== Exercise goal ==
Using the listing below, select the lines with the word "Построение" and copy them.

Stored records
--- Start ---
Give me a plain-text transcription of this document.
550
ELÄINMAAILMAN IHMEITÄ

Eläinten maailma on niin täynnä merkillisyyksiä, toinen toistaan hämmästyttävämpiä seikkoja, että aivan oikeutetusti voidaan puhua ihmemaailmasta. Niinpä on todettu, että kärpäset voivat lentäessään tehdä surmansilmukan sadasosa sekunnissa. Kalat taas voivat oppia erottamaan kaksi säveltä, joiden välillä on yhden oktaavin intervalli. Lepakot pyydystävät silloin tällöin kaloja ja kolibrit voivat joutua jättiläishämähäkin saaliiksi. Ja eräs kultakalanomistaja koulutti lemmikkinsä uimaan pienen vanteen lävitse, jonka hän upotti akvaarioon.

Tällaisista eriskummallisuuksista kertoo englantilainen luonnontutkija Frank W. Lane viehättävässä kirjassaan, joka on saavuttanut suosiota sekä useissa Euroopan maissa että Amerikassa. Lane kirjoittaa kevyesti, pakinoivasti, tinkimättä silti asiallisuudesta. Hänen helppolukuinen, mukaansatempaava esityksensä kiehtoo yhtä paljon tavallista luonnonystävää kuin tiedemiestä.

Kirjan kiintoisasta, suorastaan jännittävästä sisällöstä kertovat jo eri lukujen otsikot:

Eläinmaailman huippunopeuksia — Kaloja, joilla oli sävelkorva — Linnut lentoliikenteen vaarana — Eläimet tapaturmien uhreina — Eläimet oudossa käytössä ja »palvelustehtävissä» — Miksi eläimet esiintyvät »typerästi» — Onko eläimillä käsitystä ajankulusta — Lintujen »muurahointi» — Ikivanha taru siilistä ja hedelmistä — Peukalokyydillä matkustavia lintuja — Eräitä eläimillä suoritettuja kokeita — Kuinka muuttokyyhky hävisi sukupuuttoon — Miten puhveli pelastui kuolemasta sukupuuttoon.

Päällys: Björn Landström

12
--- End ---
--- Start ---
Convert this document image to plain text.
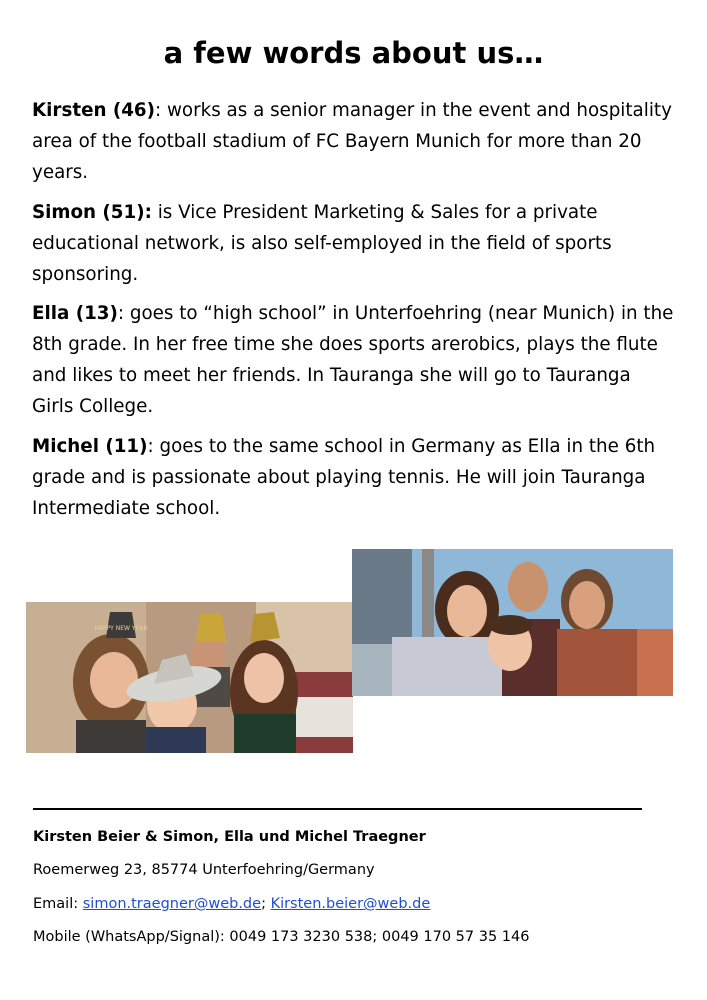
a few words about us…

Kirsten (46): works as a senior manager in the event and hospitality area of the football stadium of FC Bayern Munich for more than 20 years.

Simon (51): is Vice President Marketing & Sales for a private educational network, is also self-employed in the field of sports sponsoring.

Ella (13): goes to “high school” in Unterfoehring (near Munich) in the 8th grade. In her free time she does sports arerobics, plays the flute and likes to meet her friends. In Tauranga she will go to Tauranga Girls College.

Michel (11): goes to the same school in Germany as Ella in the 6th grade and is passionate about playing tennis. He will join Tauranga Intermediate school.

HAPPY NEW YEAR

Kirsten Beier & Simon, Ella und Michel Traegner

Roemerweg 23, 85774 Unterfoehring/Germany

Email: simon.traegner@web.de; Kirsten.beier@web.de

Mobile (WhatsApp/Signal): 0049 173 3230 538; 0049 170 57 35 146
--- End ---
--- Start ---
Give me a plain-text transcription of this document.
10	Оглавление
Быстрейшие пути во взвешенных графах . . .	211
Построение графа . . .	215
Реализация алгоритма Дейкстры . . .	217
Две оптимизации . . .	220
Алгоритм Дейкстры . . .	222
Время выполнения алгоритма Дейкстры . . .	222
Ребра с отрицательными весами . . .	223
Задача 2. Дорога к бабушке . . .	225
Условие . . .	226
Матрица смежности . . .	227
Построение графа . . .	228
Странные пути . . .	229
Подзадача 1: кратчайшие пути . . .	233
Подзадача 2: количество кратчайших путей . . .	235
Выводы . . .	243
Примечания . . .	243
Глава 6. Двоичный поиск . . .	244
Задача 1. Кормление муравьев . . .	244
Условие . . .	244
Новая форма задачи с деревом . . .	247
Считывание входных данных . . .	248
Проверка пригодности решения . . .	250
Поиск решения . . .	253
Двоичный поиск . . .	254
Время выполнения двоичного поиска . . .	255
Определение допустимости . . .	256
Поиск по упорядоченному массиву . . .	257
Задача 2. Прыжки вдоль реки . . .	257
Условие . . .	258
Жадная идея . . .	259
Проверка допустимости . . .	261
--- End ---
== The solution ==
Построение графа . . .	215
Построение графа . . .	228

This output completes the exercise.